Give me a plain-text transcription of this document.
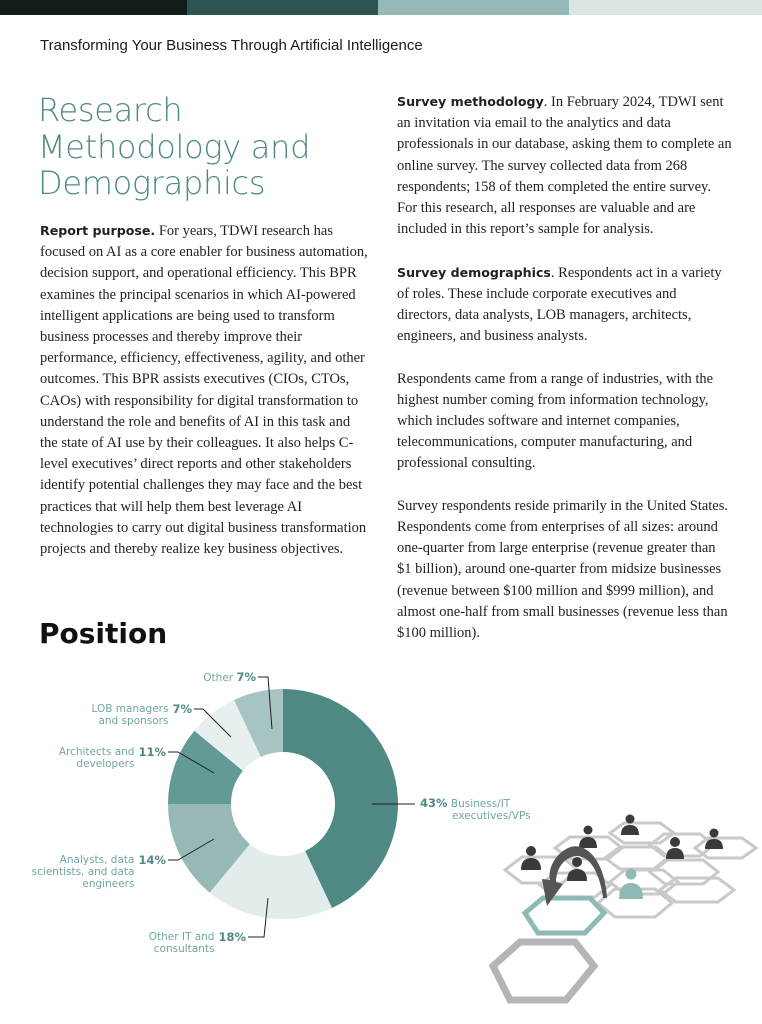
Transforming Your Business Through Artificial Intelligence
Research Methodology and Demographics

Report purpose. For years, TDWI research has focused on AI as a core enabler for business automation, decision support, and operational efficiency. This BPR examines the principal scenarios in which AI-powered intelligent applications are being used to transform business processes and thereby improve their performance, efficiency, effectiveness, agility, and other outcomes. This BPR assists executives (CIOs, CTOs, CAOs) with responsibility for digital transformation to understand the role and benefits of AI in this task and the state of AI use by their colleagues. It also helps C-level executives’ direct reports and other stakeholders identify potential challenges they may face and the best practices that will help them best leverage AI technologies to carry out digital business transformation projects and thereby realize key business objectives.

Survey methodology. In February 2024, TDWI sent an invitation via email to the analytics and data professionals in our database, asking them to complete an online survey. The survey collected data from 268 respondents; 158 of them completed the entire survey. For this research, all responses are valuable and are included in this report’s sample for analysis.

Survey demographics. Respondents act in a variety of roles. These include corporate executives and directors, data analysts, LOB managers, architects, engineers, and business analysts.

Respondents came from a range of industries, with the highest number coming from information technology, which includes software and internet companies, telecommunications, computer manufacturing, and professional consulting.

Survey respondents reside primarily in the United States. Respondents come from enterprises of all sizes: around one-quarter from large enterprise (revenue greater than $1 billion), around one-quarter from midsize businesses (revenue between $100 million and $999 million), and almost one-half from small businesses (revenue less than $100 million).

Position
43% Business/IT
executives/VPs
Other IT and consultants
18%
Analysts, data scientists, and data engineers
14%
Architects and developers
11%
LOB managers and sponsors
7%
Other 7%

EXERCISE GOAL: Output the entries above exactly. Drop the pictures.

RESPONSE:
Give me a plain-text transcription of this document.
Transforming Your Business Through Artificial Intelligence
Research Methodology and Demographics

Report purpose. For years, TDWI research has focused on AI as a core enabler for business automation, decision support, and operational efficiency. This BPR examines the principal scenarios in which AI-powered intelligent applications are being used to transform business processes and thereby improve their performance, efficiency, effectiveness, agility, and other outcomes. This BPR assists executives (CIOs, CTOs, CAOs) with responsibility for digital transformation to understand the role and benefits of AI in this task and the state of AI use by their colleagues. It also helps C-level executives’ direct reports and other stakeholders identify potential challenges they may face and the best practices that will help them best leverage AI technologies to carry out digital business transformation projects and thereby realize key business objectives.

Survey methodology. In February 2024, TDWI sent an invitation via email to the analytics and data professionals in our database, asking them to complete an online survey. The survey collected data from 268 respondents; 158 of them completed the entire survey. For this research, all responses are valuable and are included in this report’s sample for analysis.

Survey demographics. Respondents act in a variety of roles. These include corporate executives and directors, data analysts, LOB managers, architects, engineers, and business analysts.

Respondents came from a range of industries, with the highest number coming from information technology, which includes software and internet companies, telecommunications, computer manufacturing, and professional consulting.

Survey respondents reside primarily in the United States. Respondents come from enterprises of all sizes: around one-quarter from large enterprise (revenue greater than $1 billion), around one-quarter from midsize businesses (revenue between $100 million and $999 million), and almost one-half from small businesses (revenue less than $100 million).

Position
43% Business/IT
executives/VPs
Other IT and consultants
18%
Analysts, data scientists, and data engineers
14%
Architects and developers
11%
LOB managers and sponsors
7%
Other 7%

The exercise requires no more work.